** Opening DOCUMENT SECTION block **

Writing Event Descriptions
A guide and template for writing event listing descriptions for Applied AI Live events on Luma, Meetup, Eventbrite, or any event platform.
Principles
These principles were extracted from the Applied AI Live #1 Luma description (preserved in full below).
Lead with the value prop, not the org
The first paragraph should explain what attendees get, not who's hosting. "A workshop series for people who want to make money by practically applying AI" tells the reader immediately whether this is for them. Org details come later.
Name the format explicitly
Set expectations early. "Workshop series" is better than "event." "People who want to make money by practically applying AI to real-world business problems in valuable industries" filters for the right audience and repels the wrong one.
Speaker bios = credential + current work + what they'll share
Don't just list titles. Show why this person is credible right now:
- Credential: "creator of NumPy and SciPy"
- Current work: "founder of OpenTeams"
- What they'll share: "will speak on the importance of applied AI practitioners and what his team is building"
Each speaker should earn their paragraph.
Highlight the signature format
The live problem-solving element gets its own paragraph because it differentiates the event from every other AI meetup. If your event has a unique format element, give it space. Don't bury it in a list.
"Who Should Attend" uses specific roles, not generic language
Good:
- "Engineers and developers who want to build a career (or side income) helping businesses integrate AI"
- "New grads trying to stand out in a dramatically changed job market"
- "Business owners curious about what's actually possible"
Bad:
- "Anyone interested in AI"
- "Tech professionals"
- "AI enthusiasts"
Specificity helps people self-select. If someone reads the list and thinks "that's me," they're more likely to RSVP.

** Closing DOCUMENT SECTION block **
** Opening EXERCISE DATA block **

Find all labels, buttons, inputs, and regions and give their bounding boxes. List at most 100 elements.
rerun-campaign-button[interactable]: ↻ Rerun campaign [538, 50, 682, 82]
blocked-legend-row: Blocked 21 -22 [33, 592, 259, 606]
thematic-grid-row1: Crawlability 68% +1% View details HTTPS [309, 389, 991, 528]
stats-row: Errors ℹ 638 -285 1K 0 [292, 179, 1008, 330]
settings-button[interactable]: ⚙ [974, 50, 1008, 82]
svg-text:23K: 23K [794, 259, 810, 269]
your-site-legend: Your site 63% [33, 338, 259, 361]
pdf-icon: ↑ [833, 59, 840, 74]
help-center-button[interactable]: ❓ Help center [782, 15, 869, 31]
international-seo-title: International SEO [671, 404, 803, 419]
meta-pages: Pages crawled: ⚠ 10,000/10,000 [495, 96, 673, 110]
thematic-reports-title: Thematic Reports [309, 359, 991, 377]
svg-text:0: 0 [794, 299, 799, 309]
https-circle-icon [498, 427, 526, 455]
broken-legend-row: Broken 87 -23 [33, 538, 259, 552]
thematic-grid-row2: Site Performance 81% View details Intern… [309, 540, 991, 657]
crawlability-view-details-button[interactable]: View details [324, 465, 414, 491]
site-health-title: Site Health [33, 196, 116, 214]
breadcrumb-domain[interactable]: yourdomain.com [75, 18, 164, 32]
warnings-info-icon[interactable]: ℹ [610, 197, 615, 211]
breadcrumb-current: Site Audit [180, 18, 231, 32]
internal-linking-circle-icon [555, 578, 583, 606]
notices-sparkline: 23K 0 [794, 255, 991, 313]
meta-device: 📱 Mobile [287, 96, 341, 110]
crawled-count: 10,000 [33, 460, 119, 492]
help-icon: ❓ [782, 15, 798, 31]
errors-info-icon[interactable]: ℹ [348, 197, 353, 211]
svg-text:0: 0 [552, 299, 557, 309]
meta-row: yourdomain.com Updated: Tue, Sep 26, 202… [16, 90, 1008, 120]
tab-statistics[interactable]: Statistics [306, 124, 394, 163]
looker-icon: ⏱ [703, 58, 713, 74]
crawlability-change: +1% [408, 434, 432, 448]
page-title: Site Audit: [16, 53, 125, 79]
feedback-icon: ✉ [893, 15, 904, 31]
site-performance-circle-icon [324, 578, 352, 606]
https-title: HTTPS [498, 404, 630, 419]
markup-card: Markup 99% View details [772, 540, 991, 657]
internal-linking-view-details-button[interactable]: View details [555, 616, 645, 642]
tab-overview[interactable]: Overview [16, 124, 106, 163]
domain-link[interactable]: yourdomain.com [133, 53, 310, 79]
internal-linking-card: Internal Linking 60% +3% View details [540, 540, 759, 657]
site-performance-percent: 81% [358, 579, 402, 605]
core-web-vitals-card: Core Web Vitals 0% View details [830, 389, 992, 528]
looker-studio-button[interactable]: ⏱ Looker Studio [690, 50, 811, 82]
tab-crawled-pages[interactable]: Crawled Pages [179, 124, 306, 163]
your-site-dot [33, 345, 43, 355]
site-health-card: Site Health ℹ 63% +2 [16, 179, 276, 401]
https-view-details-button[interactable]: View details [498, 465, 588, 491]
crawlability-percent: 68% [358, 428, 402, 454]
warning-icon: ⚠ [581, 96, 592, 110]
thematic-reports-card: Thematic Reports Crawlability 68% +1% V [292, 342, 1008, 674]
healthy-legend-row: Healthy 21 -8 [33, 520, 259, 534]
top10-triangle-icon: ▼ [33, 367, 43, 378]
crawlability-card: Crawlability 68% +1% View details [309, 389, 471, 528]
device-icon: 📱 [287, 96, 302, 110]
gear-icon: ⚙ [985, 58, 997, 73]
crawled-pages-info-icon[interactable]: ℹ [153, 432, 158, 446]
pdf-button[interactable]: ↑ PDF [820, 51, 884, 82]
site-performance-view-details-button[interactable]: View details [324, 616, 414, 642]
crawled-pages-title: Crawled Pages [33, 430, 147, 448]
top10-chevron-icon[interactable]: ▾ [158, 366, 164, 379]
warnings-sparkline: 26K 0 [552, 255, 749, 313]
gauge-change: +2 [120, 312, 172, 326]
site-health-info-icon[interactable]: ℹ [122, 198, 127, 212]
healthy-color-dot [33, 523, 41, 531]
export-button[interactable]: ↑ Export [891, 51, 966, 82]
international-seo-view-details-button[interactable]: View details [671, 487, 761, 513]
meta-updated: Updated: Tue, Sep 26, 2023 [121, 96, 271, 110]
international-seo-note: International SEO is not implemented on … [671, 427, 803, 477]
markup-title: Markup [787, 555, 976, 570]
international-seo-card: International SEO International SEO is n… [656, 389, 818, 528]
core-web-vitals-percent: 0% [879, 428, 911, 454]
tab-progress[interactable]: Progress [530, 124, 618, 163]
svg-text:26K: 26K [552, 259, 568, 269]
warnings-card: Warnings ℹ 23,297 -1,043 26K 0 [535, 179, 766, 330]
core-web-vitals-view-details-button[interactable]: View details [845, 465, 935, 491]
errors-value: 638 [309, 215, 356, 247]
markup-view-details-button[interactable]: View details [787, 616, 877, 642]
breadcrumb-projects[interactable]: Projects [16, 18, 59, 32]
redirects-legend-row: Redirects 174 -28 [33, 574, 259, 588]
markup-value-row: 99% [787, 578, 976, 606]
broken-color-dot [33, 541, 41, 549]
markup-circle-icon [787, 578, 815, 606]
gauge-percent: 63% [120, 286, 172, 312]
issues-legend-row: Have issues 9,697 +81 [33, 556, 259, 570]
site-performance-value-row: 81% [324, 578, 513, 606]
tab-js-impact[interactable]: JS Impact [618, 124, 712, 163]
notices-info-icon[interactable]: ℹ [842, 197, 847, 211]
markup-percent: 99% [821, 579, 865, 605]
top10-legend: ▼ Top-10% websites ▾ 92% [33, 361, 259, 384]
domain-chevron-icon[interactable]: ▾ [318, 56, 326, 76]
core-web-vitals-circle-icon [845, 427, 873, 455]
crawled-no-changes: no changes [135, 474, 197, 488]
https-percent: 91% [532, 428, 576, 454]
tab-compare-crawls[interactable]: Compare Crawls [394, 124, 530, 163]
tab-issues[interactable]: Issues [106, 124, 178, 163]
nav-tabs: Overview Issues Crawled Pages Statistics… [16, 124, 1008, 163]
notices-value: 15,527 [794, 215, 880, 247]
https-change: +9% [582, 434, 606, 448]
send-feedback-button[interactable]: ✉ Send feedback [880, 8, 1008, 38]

** Closing EXERCISE DATA block **

_DIRECTIONS_.
(a) Write out the part of the event description guide starting at "Each speaker should" and ending at "it in a list.".
(b) Decide whether each statement agrees with the event description guide. Answer yes or no for each and quote the words that decide it.
(i) The first paragraph of an event description should explain who is hosting.
(ii) The principles were drawn from the Applied AI Live #1 Luma description.
(iii) A unique format element should be placed in a list with the other details.
Work only from the event description guide and not from the data.

_SOLUTION LIST_.
(a)
Each speaker should earn their paragraph.
Highlight the signature format
The live problem-solving element gets its own paragraph because it differentiates the event from every other AI meetup. If your event has a unique format element, give it space. Don't bury it in a list.

(b)
(i) No: "The first paragraph should explain what attendees get, not who's hosting."
(ii) Yes: "These principles were extracted from the Applied AI Live #1 Luma description"
(iii) No: "Don't bury it in a list."